* _WORK TO BE COMPLETED_: Rewrite the lines below, replacing every instance of "x-tick-label" with "year-label" and leaving everything else unchanged.

Stored items
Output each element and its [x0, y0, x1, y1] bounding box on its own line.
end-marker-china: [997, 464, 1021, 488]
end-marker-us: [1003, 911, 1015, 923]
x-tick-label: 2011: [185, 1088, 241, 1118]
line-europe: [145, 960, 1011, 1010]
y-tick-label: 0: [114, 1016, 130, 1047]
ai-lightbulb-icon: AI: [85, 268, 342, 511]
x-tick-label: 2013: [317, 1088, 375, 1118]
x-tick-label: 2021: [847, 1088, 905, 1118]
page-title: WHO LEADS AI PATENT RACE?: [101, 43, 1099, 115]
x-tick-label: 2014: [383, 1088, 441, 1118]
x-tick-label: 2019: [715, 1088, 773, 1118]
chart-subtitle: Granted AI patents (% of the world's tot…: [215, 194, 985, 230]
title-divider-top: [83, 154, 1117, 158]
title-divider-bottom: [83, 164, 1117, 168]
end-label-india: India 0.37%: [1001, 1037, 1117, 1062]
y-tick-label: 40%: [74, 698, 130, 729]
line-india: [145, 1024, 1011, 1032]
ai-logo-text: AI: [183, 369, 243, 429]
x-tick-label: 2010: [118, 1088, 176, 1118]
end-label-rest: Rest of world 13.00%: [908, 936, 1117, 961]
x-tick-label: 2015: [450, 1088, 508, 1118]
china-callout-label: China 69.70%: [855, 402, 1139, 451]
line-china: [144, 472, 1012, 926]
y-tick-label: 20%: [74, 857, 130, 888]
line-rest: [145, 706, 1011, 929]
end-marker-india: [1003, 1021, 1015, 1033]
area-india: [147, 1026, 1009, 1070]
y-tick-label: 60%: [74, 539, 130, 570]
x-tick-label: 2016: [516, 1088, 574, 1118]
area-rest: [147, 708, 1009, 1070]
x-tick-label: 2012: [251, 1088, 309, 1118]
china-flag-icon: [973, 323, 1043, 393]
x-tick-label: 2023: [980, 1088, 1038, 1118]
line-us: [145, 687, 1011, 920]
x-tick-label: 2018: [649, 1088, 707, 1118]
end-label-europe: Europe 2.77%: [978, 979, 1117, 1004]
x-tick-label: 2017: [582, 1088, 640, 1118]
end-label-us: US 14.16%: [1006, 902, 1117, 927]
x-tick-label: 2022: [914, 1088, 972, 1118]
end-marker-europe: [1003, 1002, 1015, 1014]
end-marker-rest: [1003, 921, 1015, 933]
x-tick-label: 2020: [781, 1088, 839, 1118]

* _CORRECT RESPONSE_:
Output each element and its [x0, y0, x1, y1] bounding box on its own line.
end-marker-china: [997, 464, 1021, 488]
end-marker-us: [1003, 911, 1015, 923]
year-label: 2011: [185, 1088, 241, 1118]
line-europe: [145, 960, 1011, 1010]
y-tick-label: 0: [114, 1016, 130, 1047]
ai-lightbulb-icon: AI: [85, 268, 342, 511]
year-label: 2013: [317, 1088, 375, 1118]
year-label: 2021: [847, 1088, 905, 1118]
page-title: WHO LEADS AI PATENT RACE?: [101, 43, 1099, 115]
year-label: 2014: [383, 1088, 441, 1118]
year-label: 2019: [715, 1088, 773, 1118]
chart-subtitle: Granted AI patents (% of the world's tot…: [215, 194, 985, 230]
title-divider-top: [83, 154, 1117, 158]
title-divider-bottom: [83, 164, 1117, 168]
end-label-india: India 0.37%: [1001, 1037, 1117, 1062]
y-tick-label: 40%: [74, 698, 130, 729]
line-india: [145, 1024, 1011, 1032]
ai-logo-text: AI: [183, 369, 243, 429]
year-label: 2010: [118, 1088, 176, 1118]
end-label-rest: Rest of world 13.00%: [908, 936, 1117, 961]
year-label: 2015: [450, 1088, 508, 1118]
china-callout-label: China 69.70%: [855, 402, 1139, 451]
line-china: [144, 472, 1012, 926]
y-tick-label: 20%: [74, 857, 130, 888]
line-rest: [145, 706, 1011, 929]
end-marker-india: [1003, 1021, 1015, 1033]
area-india: [147, 1026, 1009, 1070]
y-tick-label: 60%: [74, 539, 130, 570]
year-label: 2016: [516, 1088, 574, 1118]
area-rest: [147, 708, 1009, 1070]
year-label: 2012: [251, 1088, 309, 1118]
china-flag-icon: [973, 323, 1043, 393]
year-label: 2023: [980, 1088, 1038, 1118]
line-us: [145, 687, 1011, 920]
year-label: 2018: [649, 1088, 707, 1118]
end-label-europe: Europe 2.77%: [978, 979, 1117, 1004]
year-label: 2017: [582, 1088, 640, 1118]
end-label-us: US 14.16%: [1006, 902, 1117, 927]
year-label: 2022: [914, 1088, 972, 1118]
end-marker-europe: [1003, 1002, 1015, 1014]
end-marker-rest: [1003, 921, 1015, 933]
year-label: 2020: [781, 1088, 839, 1118]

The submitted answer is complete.